→ **A block of data**

----------

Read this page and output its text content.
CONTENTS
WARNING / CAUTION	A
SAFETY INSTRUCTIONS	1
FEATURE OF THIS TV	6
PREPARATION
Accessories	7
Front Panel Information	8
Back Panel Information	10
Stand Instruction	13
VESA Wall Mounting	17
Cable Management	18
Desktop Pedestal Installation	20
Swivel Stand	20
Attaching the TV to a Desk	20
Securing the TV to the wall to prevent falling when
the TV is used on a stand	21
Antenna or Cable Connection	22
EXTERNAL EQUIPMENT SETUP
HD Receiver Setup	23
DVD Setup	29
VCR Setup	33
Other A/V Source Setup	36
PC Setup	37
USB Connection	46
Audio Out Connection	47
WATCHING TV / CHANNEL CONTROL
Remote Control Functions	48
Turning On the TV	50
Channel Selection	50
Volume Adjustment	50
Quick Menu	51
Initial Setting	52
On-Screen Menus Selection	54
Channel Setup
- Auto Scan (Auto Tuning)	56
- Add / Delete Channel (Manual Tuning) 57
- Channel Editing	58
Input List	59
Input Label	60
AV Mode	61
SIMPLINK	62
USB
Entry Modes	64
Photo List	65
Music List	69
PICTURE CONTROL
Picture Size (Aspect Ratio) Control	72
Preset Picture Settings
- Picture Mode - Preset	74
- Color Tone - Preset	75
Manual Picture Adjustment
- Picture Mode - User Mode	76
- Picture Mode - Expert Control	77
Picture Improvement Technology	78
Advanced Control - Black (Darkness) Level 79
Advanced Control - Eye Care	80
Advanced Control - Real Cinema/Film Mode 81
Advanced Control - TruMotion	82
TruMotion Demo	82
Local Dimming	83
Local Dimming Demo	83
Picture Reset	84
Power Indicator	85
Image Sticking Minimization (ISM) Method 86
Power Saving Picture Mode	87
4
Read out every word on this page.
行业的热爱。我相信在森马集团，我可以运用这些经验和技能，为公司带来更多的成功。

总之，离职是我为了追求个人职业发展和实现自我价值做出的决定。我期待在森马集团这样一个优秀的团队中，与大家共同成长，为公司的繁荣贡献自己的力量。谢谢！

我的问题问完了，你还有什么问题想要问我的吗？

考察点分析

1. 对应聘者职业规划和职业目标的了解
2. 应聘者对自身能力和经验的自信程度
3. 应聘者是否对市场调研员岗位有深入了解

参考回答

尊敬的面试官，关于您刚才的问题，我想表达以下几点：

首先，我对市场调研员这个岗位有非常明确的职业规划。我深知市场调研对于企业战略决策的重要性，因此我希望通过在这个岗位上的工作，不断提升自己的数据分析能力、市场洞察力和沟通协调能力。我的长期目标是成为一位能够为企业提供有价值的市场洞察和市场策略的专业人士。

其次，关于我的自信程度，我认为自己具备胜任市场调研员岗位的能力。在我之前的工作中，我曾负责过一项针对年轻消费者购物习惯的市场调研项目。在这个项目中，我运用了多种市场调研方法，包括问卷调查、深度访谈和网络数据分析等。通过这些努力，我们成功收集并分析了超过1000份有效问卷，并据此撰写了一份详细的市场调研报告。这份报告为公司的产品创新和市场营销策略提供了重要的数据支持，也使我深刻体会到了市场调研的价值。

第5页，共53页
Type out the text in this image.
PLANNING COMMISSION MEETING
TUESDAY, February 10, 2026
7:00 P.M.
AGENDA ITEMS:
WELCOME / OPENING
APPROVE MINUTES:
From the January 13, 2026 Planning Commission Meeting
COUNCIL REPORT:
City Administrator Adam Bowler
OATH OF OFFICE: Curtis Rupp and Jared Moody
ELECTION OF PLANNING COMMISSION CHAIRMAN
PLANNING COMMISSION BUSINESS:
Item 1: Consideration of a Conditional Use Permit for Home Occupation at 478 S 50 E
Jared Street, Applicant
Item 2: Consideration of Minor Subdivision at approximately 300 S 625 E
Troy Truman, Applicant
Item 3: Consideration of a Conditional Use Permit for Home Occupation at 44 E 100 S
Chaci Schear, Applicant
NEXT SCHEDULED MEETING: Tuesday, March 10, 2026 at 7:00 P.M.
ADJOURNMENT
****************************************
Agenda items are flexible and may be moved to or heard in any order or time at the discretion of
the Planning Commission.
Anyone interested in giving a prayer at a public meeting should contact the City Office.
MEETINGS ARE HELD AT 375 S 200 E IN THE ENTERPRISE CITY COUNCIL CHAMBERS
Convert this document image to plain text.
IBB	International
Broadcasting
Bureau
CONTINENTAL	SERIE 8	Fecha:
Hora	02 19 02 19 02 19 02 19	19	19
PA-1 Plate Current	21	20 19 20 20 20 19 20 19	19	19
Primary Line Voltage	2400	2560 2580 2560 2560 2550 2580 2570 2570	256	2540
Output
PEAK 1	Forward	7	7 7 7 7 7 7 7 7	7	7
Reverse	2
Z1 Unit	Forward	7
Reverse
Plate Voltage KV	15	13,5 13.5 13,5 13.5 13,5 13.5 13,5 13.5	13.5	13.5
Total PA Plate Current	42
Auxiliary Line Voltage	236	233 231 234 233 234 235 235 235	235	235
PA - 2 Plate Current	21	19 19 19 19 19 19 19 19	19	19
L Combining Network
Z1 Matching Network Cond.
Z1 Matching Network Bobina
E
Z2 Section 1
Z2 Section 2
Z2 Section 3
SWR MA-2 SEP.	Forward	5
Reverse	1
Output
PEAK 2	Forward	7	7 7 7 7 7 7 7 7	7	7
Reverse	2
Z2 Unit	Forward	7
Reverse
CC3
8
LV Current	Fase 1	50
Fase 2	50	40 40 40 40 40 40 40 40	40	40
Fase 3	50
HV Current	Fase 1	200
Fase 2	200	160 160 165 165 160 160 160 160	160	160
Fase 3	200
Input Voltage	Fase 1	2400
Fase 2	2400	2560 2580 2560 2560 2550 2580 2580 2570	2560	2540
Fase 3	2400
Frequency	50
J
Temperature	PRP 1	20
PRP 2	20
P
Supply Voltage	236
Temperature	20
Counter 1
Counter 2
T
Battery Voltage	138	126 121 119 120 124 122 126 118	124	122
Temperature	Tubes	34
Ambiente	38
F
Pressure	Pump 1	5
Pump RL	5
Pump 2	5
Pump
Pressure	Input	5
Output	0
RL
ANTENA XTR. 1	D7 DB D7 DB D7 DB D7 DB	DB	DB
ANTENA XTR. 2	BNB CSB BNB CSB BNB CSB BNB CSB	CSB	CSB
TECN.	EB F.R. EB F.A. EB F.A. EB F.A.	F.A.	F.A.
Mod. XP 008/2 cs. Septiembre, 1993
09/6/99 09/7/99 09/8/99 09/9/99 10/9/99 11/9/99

----------

→ **THE REQUEST**
Return every record above exactly as it appears.

→ **EXERCISE RESULT**
Read this page and output its text content.
CONTENTS
WARNING / CAUTION	A
SAFETY INSTRUCTIONS	1
FEATURE OF THIS TV	6
PREPARATION
Accessories	7
Front Panel Information	8
Back Panel Information	10
Stand Instruction	13
VESA Wall Mounting	17
Cable Management	18
Desktop Pedestal Installation	20
Swivel Stand	20
Attaching the TV to a Desk	20
Securing the TV to the wall to prevent falling when
the TV is used on a stand	21
Antenna or Cable Connection	22
EXTERNAL EQUIPMENT SETUP
HD Receiver Setup	23
DVD Setup	29
VCR Setup	33
Other A/V Source Setup	36
PC Setup	37
USB Connection	46
Audio Out Connection	47
WATCHING TV / CHANNEL CONTROL
Remote Control Functions	48
Turning On the TV	50
Channel Selection	50
Volume Adjustment	50
Quick Menu	51
Initial Setting	52
On-Screen Menus Selection	54
Channel Setup
- Auto Scan (Auto Tuning)	56
- Add / Delete Channel (Manual Tuning) 57
- Channel Editing	58
Input List	59
Input Label	60
AV Mode	61
SIMPLINK	62
USB
Entry Modes	64
Photo List	65
Music List	69
PICTURE CONTROL
Picture Size (Aspect Ratio) Control	72
Preset Picture Settings
- Picture Mode - Preset	74
- Color Tone - Preset	75
Manual Picture Adjustment
- Picture Mode - User Mode	76
- Picture Mode - Expert Control	77
Picture Improvement Technology	78
Advanced Control - Black (Darkness) Level 79
Advanced Control - Eye Care	80
Advanced Control - Real Cinema/Film Mode 81
Advanced Control - TruMotion	82
TruMotion Demo	82
Local Dimming	83
Local Dimming Demo	83
Picture Reset	84
Power Indicator	85
Image Sticking Minimization (ISM) Method 86
Power Saving Picture Mode	87
4
Read out every word on this page.
行业的热爱。我相信在森马集团，我可以运用这些经验和技能，为公司带来更多的成功。

总之，离职是我为了追求个人职业发展和实现自我价值做出的决定。我期待在森马集团这样一个优秀的团队中，与大家共同成长，为公司的繁荣贡献自己的力量。谢谢！

我的问题问完了，你还有什么问题想要问我的吗？

考察点分析

1. 对应聘者职业规划和职业目标的了解
2. 应聘者对自身能力和经验的自信程度
3. 应聘者是否对市场调研员岗位有深入了解

参考回答

尊敬的面试官，关于您刚才的问题，我想表达以下几点：

首先，我对市场调研员这个岗位有非常明确的职业规划。我深知市场调研对于企业战略决策的重要性，因此我希望通过在这个岗位上的工作，不断提升自己的数据分析能力、市场洞察力和沟通协调能力。我的长期目标是成为一位能够为企业提供有价值的市场洞察和市场策略的专业人士。

其次，关于我的自信程度，我认为自己具备胜任市场调研员岗位的能力。在我之前的工作中，我曾负责过一项针对年轻消费者购物习惯的市场调研项目。在这个项目中，我运用了多种市场调研方法，包括问卷调查、深度访谈和网络数据分析等。通过这些努力，我们成功收集并分析了超过1000份有效问卷，并据此撰写了一份详细的市场调研报告。这份报告为公司的产品创新和市场营销策略提供了重要的数据支持，也使我深刻体会到了市场调研的价值。

第5页，共53页
Type out the text in this image.
PLANNING COMMISSION MEETING
TUESDAY, February 10, 2026
7:00 P.M.
AGENDA ITEMS:
WELCOME / OPENING
APPROVE MINUTES:
From the January 13, 2026 Planning Commission Meeting
COUNCIL REPORT:
City Administrator Adam Bowler
OATH OF OFFICE: Curtis Rupp and Jared Moody
ELECTION OF PLANNING COMMISSION CHAIRMAN
PLANNING COMMISSION BUSINESS:
Item 1: Consideration of a Conditional Use Permit for Home Occupation at 478 S 50 E
Jared Street, Applicant
Item 2: Consideration of Minor Subdivision at approximately 300 S 625 E
Troy Truman, Applicant
Item 3: Consideration of a Conditional Use Permit for Home Occupation at 44 E 100 S
Chaci Schear, Applicant
NEXT SCHEDULED MEETING: Tuesday, March 10, 2026 at 7:00 P.M.
ADJOURNMENT
****************************************
Agenda items are flexible and may be moved to or heard in any order or time at the discretion of
the Planning Commission.
Anyone interested in giving a prayer at a public meeting should contact the City Office.
MEETINGS ARE HELD AT 375 S 200 E IN THE ENTERPRISE CITY COUNCIL CHAMBERS
Convert this document image to plain text.
IBB	International
Broadcasting
Bureau
CONTINENTAL	SERIE 8	Fecha:
Hora	02 19 02 19 02 19 02 19	19	19
PA-1 Plate Current	21	20 19 20 20 20 19 20 19	19	19
Primary Line Voltage	2400	2560 2580 2560 2560 2550 2580 2570 2570	256	2540
Output
PEAK 1	Forward	7	7 7 7 7 7 7 7 7	7	7
Reverse	2
Z1 Unit	Forward	7
Reverse
Plate Voltage KV	15	13,5 13.5 13,5 13.5 13,5 13.5 13,5 13.5	13.5	13.5
Total PA Plate Current	42
Auxiliary Line Voltage	236	233 231 234 233 234 235 235 235	235	235
PA - 2 Plate Current	21	19 19 19 19 19 19 19 19	19	19
L Combining Network
Z1 Matching Network Cond.
Z1 Matching Network Bobina
E
Z2 Section 1
Z2 Section 2
Z2 Section 3
SWR MA-2 SEP.	Forward	5
Reverse	1
Output
PEAK 2	Forward	7	7 7 7 7 7 7 7 7	7	7
Reverse	2
Z2 Unit	Forward	7
Reverse
CC3
8
LV Current	Fase 1	50
Fase 2	50	40 40 40 40 40 40 40 40	40	40
Fase 3	50
HV Current	Fase 1	200
Fase 2	200	160 160 165 165 160 160 160 160	160	160
Fase 3	200
Input Voltage	Fase 1	2400
Fase 2	2400	2560 2580 2560 2560 2550 2580 2580 2570	2560	2540
Fase 3	2400
Frequency	50
J
Temperature	PRP 1	20
PRP 2	20
P
Supply Voltage	236
Temperature	20
Counter 1
Counter 2
T
Battery Voltage	138	126 121 119 120 124 122 126 118	124	122
Temperature	Tubes	34
Ambiente	38
F
Pressure	Pump 1	5
Pump RL	5
Pump 2	5
Pump
Pressure	Input	5
Output	0
RL
ANTENA XTR. 1	D7 DB D7 DB D7 DB D7 DB	DB	DB
ANTENA XTR. 2	BNB CSB BNB CSB BNB CSB BNB CSB	CSB	CSB
TECN.	EB F.R. EB F.A. EB F.A. EB F.A.	F.A.	F.A.
Mod. XP 008/2 cs. Septiembre, 1993
09/6/99 09/7/99 09/8/99 09/9/99 10/9/99 11/9/99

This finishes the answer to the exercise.